### GIVEN PROBLEM
Copy all of the material exactly. Pictures are not to appear in the copy.

------ DATA TO USE ------

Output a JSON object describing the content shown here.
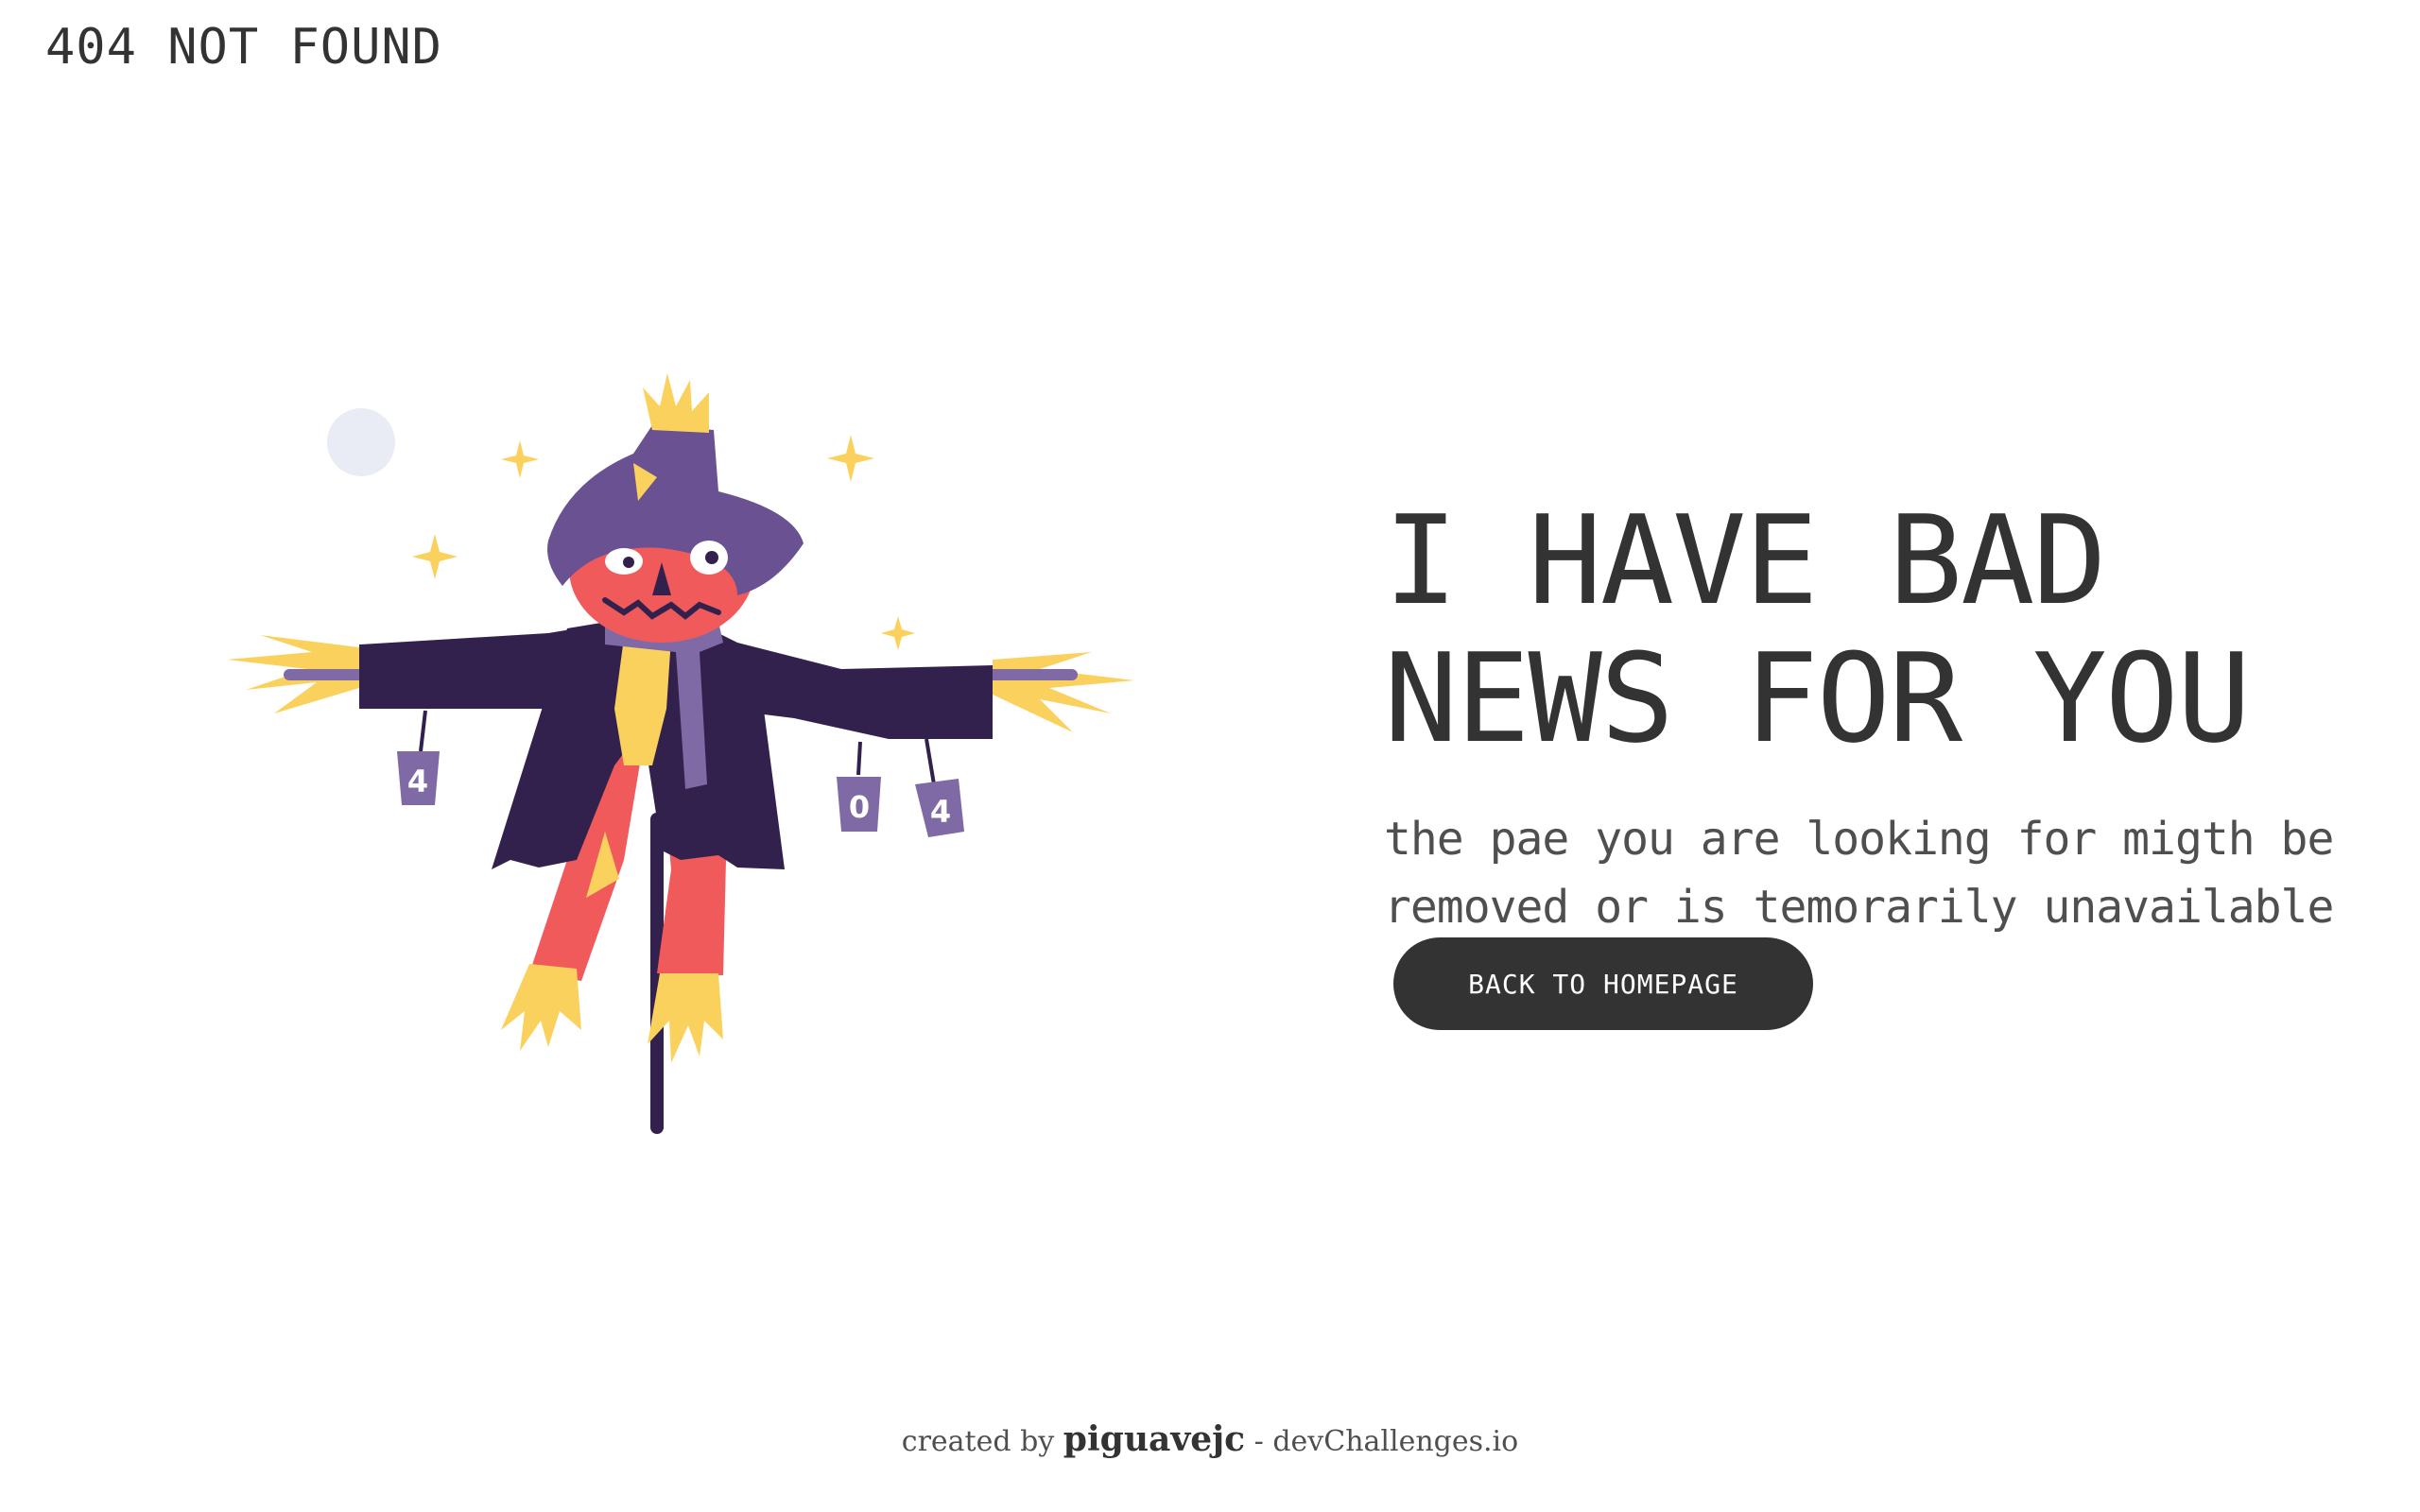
{
  "header": {
    "brand": "404 NOT FOUND"
  },
  "illustration": {
    "cans": [
      "4",
      "0",
      "4"
    ],
    "colors": {
      "hat": "#6a5192",
      "coat": "#33214d",
      "face": "#f05a5b",
      "straw": "#fbd15e",
      "moon": "#e9ecf5",
      "can": "#7f6aa6",
      "pole": "#33214d"
    }
  },
  "main": {
    "headline": [
      "I HAVE BAD",
      "NEWS FOR YOU"
    ],
    "subtext": [
      "the pae you are looking for migth be",
      "removed or is temorarily unavailable"
    ],
    "cta_label": "BACK TO HOMEPAGE"
  },
  "footer": {
    "prefix": "created by",
    "author": "piguavejc",
    "separator": "-",
    "site": "devChallenges.io"
  }
}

------

### THE COMPLETED TASK
Output a JSON object describing the content shown here.
{
  "header": {
    "brand": "404 NOT FOUND"
  },
  "illustration": {
    "cans": [
      "4",
      "0",
      "4"
    ],
    "colors": {
      "hat": "#6a5192",
      "coat": "#33214d",
      "face": "#f05a5b",
      "straw": "#fbd15e",
      "moon": "#e9ecf5",
      "can": "#7f6aa6",
      "pole": "#33214d"
    }
  },
  "main": {
    "headline": [
      "I HAVE BAD",
      "NEWS FOR YOU"
    ],
    "subtext": [
      "the pae you are looking for migth be",
      "removed or is temorarily unavailable"
    ],
    "cta_label": "BACK TO HOMEPAGE"
  },
  "footer": {
    "prefix": "created by",
    "author": "piguavejc",
    "separator": "-",
    "site": "devChallenges.io"
  }
}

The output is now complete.